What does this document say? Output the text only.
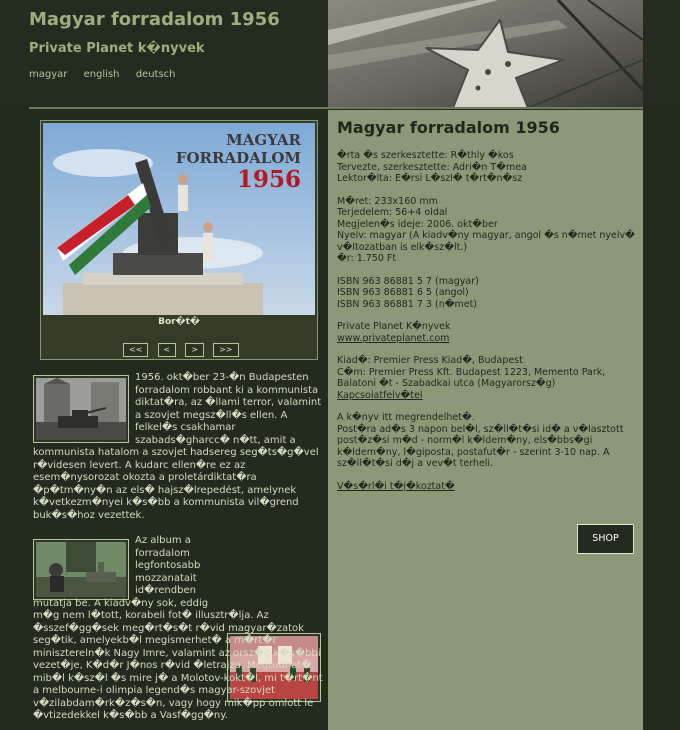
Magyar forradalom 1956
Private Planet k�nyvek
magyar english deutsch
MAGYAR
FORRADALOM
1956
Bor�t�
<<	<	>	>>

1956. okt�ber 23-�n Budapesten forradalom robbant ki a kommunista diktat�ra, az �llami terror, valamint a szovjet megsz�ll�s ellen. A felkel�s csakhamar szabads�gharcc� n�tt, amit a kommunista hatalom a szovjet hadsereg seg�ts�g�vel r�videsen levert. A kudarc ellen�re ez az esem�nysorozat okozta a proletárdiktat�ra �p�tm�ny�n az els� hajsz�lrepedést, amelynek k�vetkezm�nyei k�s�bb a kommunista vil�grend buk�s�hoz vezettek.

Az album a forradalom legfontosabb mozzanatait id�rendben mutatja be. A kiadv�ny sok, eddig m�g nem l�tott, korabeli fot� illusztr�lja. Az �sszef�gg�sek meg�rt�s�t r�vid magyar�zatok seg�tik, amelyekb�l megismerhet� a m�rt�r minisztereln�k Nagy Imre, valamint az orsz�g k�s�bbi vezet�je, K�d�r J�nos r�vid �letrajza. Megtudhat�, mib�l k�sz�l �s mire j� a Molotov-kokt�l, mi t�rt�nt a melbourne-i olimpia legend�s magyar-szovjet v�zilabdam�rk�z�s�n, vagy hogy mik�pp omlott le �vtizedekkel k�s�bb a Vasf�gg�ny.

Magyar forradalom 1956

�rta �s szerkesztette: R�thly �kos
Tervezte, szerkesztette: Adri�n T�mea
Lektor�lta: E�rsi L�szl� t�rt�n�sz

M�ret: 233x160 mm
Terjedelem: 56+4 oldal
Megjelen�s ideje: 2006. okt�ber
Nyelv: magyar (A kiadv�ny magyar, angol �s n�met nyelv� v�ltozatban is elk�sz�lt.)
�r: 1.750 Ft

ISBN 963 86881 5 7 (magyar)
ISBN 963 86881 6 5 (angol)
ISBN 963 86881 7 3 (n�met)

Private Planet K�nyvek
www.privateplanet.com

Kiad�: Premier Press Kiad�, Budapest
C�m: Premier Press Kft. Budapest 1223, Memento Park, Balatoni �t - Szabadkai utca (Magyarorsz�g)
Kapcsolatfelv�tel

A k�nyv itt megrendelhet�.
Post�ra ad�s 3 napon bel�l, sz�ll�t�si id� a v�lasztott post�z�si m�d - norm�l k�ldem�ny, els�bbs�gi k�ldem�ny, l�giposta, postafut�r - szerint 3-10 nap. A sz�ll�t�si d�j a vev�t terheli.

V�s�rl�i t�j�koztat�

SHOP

* WHAT YOU WILL DO *
Each line of the data should be quoted exactly, with pictures left out.

* FULL RESPONSE *
What does this document say? Output the text only.
Magyar forradalom 1956
Private Planet k�nyvek
magyar english deutsch
MAGYAR
FORRADALOM
1956
Bor�t�
<<	<	>	>>

1956. okt�ber 23-�n Budapesten forradalom robbant ki a kommunista diktat�ra, az �llami terror, valamint a szovjet megsz�ll�s ellen. A felkel�s csakhamar szabads�gharcc� n�tt, amit a kommunista hatalom a szovjet hadsereg seg�ts�g�vel r�videsen levert. A kudarc ellen�re ez az esem�nysorozat okozta a proletárdiktat�ra �p�tm�ny�n az els� hajsz�lrepedést, amelynek k�vetkezm�nyei k�s�bb a kommunista vil�grend buk�s�hoz vezettek.

Az album a forradalom legfontosabb mozzanatait id�rendben mutatja be. A kiadv�ny sok, eddig m�g nem l�tott, korabeli fot� illusztr�lja. Az �sszef�gg�sek meg�rt�s�t r�vid magyar�zatok seg�tik, amelyekb�l megismerhet� a m�rt�r minisztereln�k Nagy Imre, valamint az orsz�g k�s�bbi vezet�je, K�d�r J�nos r�vid �letrajza. Megtudhat�, mib�l k�sz�l �s mire j� a Molotov-kokt�l, mi t�rt�nt a melbourne-i olimpia legend�s magyar-szovjet v�zilabdam�rk�z�s�n, vagy hogy mik�pp omlott le �vtizedekkel k�s�bb a Vasf�gg�ny.

Magyar forradalom 1956

�rta �s szerkesztette: R�thly �kos
Tervezte, szerkesztette: Adri�n T�mea
Lektor�lta: E�rsi L�szl� t�rt�n�sz

M�ret: 233x160 mm
Terjedelem: 56+4 oldal
Megjelen�s ideje: 2006. okt�ber
Nyelv: magyar (A kiadv�ny magyar, angol �s n�met nyelv� v�ltozatban is elk�sz�lt.)
�r: 1.750 Ft

ISBN 963 86881 5 7 (magyar)
ISBN 963 86881 6 5 (angol)
ISBN 963 86881 7 3 (n�met)

Private Planet K�nyvek
www.privateplanet.com

Kiad�: Premier Press Kiad�, Budapest
C�m: Premier Press Kft. Budapest 1223, Memento Park, Balatoni �t - Szabadkai utca (Magyarorsz�g)
Kapcsolatfelv�tel

A k�nyv itt megrendelhet�.
Post�ra ad�s 3 napon bel�l, sz�ll�t�si id� a v�lasztott post�z�si m�d - norm�l k�ldem�ny, els�bbs�gi k�ldem�ny, l�giposta, postafut�r - szerint 3-10 nap. A sz�ll�t�si d�j a vev�t terheli.

V�s�rl�i t�j�koztat�

SHOP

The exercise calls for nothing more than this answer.